Count how many lines below contain the word "label", then give that number alone.

----- EXTRACTED DATA -----

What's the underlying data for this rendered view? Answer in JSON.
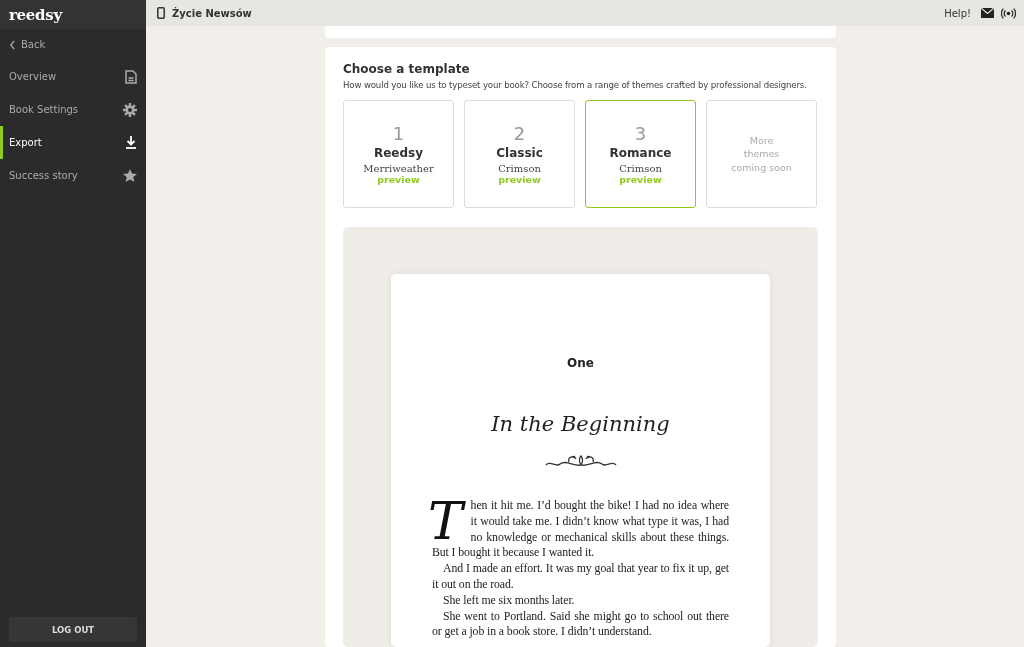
{
  "sidebar": {
    "logo": "reedsy",
    "back": "Back",
    "items": [
      {
        "label": "Overview",
        "kind": "document",
        "selected": false
      },
      {
        "label": "Book Settings",
        "kind": "gear",
        "selected": false
      },
      {
        "label": "Export",
        "kind": "download",
        "selected": true
      },
      {
        "label": "Success story",
        "kind": "star",
        "selected": false
      }
    ],
    "logout": "LOG OUT"
  },
  "topbar": {
    "book_title": "Życie Newsów",
    "help": "Help!"
  },
  "template_section": {
    "title": "Choose a template",
    "subtitle": "How would you like us to typeset your book? Choose from a range of themes crafted by professional designers.",
    "templates": [
      {
        "kind": "template",
        "number": "1",
        "name": "Reedsy",
        "font": "Merriweather",
        "link": "preview",
        "selected": false
      },
      {
        "kind": "template",
        "number": "2",
        "name": "Classic",
        "font": "Crimson",
        "link": "preview",
        "selected": false
      },
      {
        "kind": "template",
        "number": "3",
        "name": "Romance",
        "font": "Crimson",
        "link": "preview",
        "selected": true
      },
      {
        "kind": "placeholder",
        "lines": [
          "More",
          "themes",
          "coming soon"
        ]
      }
    ]
  },
  "preview": {
    "chapter_number": "One",
    "chapter_title": "In the Beginning",
    "paragraphs": [
      {
        "kind": "dropcap",
        "text": "Then it hit me. I’d bought the bike! I had no idea where it would take me. I didn’t know what type it was, I had no knowledge or mechanical skills about these things. But I bought it because I wanted it."
      },
      {
        "kind": "indent",
        "text": "And I made an effort. It was my goal that year to fix it up, get it out on the road."
      },
      {
        "kind": "indent",
        "text": "She left me six months later."
      },
      {
        "kind": "indent",
        "text": "She went to Portland. Said she might go to school out there or get a job in a book store. I didn’t understand."
      }
    ]
  }
}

-----

● **ANSWER**
4